What is being asked
Output all lines exactly.

BEGIN Record extracts

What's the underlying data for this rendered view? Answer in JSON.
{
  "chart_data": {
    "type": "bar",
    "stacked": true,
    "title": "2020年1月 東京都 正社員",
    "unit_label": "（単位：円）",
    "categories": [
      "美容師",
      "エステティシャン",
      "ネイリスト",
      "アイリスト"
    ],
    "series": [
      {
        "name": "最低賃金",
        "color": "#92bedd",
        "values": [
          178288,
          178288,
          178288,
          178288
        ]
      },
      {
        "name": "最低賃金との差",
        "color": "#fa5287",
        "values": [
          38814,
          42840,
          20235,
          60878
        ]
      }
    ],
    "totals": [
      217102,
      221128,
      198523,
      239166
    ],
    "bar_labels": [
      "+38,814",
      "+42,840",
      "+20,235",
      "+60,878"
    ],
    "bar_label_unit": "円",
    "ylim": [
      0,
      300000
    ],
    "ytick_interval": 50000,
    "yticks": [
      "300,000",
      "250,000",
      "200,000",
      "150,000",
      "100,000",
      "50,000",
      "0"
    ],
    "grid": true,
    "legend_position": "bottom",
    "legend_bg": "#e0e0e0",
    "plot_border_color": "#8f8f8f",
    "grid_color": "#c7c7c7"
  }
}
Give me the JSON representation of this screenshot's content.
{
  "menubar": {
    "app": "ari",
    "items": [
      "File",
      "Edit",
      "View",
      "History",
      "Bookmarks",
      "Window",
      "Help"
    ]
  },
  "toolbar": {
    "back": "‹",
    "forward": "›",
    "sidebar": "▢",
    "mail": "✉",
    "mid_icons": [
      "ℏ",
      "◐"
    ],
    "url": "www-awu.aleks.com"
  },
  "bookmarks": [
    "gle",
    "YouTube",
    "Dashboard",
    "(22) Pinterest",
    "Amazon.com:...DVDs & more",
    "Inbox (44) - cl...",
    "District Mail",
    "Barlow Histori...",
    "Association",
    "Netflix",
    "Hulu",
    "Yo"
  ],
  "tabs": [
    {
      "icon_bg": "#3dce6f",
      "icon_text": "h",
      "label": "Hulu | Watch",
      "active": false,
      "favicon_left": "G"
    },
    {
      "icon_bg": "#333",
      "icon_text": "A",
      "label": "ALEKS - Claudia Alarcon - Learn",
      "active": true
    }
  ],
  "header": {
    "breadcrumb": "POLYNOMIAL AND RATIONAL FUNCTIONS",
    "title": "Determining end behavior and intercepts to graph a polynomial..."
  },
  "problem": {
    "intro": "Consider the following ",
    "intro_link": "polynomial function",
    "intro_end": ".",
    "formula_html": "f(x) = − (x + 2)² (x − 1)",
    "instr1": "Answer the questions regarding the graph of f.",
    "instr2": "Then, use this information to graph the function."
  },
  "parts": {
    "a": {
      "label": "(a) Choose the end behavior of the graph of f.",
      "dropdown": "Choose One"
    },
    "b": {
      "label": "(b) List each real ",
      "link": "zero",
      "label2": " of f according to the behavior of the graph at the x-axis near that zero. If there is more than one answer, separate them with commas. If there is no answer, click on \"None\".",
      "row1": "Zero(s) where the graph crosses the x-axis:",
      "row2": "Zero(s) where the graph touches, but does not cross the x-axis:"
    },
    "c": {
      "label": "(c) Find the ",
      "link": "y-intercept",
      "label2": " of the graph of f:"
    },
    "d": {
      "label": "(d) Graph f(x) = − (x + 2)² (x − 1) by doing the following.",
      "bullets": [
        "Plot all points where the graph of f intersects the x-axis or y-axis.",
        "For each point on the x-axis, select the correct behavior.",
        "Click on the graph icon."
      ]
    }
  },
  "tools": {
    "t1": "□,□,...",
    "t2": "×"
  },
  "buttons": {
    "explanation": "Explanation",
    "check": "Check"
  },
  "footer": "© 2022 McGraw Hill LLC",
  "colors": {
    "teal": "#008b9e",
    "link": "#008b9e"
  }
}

END Record extracts

Result of this exercise
What's the underlying data for this rendered view? Answer in JSON.
{
  "chart_data": {
    "type": "bar",
    "stacked": true,
    "title": "2020年1月 東京都 正社員",
    "unit_label": "（単位：円）",
    "categories": [
      "美容師",
      "エステティシャン",
      "ネイリスト",
      "アイリスト"
    ],
    "series": [
      {
        "name": "最低賃金",
        "color": "#92bedd",
        "values": [
          178288,
          178288,
          178288,
          178288
        ]
      },
      {
        "name": "最低賃金との差",
        "color": "#fa5287",
        "values": [
          38814,
          42840,
          20235,
          60878
        ]
      }
    ],
    "totals": [
      217102,
      221128,
      198523,
      239166
    ],
    "bar_labels": [
      "+38,814",
      "+42,840",
      "+20,235",
      "+60,878"
    ],
    "bar_label_unit": "円",
    "ylim": [
      0,
      300000
    ],
    "ytick_interval": 50000,
    "yticks": [
      "300,000",
      "250,000",
      "200,000",
      "150,000",
      "100,000",
      "50,000",
      "0"
    ],
    "grid": true,
    "legend_position": "bottom",
    "legend_bg": "#e0e0e0",
    "plot_border_color": "#8f8f8f",
    "grid_color": "#c7c7c7"
  }
}
Give me the JSON representation of this screenshot's content.
{
  "menubar": {
    "app": "ari",
    "items": [
      "File",
      "Edit",
      "View",
      "History",
      "Bookmarks",
      "Window",
      "Help"
    ]
  },
  "toolbar": {
    "back": "‹",
    "forward": "›",
    "sidebar": "▢",
    "mail": "✉",
    "mid_icons": [
      "ℏ",
      "◐"
    ],
    "url": "www-awu.aleks.com"
  },
  "bookmarks": [
    "gle",
    "YouTube",
    "Dashboard",
    "(22) Pinterest",
    "Amazon.com:...DVDs & more",
    "Inbox (44) - cl...",
    "District Mail",
    "Barlow Histori...",
    "Association",
    "Netflix",
    "Hulu",
    "Yo"
  ],
  "tabs": [
    {
      "icon_bg": "#3dce6f",
      "icon_text": "h",
      "label": "Hulu | Watch",
      "active": false,
      "favicon_left": "G"
    },
    {
      "icon_bg": "#333",
      "icon_text": "A",
      "label": "ALEKS - Claudia Alarcon - Learn",
      "active": true
    }
  ],
  "header": {
    "breadcrumb": "POLYNOMIAL AND RATIONAL FUNCTIONS",
    "title": "Determining end behavior and intercepts to graph a polynomial..."
  },
  "problem": {
    "intro": "Consider the following ",
    "intro_link": "polynomial function",
    "intro_end": ".",
    "formula_html": "f(x) = − (x + 2)² (x − 1)",
    "instr1": "Answer the questions regarding the graph of f.",
    "instr2": "Then, use this information to graph the function."
  },
  "parts": {
    "a": {
      "label": "(a) Choose the end behavior of the graph of f.",
      "dropdown": "Choose One"
    },
    "b": {
      "label": "(b) List each real ",
      "link": "zero",
      "label2": " of f according to the behavior of the graph at the x-axis near that zero. If there is more than one answer, separate them with commas. If there is no answer, click on \"None\".",
      "row1": "Zero(s) where the graph crosses the x-axis:",
      "row2": "Zero(s) where the graph touches, but does not cross the x-axis:"
    },
    "c": {
      "label": "(c) Find the ",
      "link": "y-intercept",
      "label2": " of the graph of f:"
    },
    "d": {
      "label": "(d) Graph f(x) = − (x + 2)² (x − 1) by doing the following.",
      "bullets": [
        "Plot all points where the graph of f intersects the x-axis or y-axis.",
        "For each point on the x-axis, select the correct behavior.",
        "Click on the graph icon."
      ]
    }
  },
  "tools": {
    "t1": "□,□,...",
    "t2": "×"
  },
  "buttons": {
    "explanation": "Explanation",
    "check": "Check"
  },
  "footer": "© 2022 McGraw Hill LLC",
  "colors": {
    "teal": "#008b9e",
    "link": "#008b9e"
  }
}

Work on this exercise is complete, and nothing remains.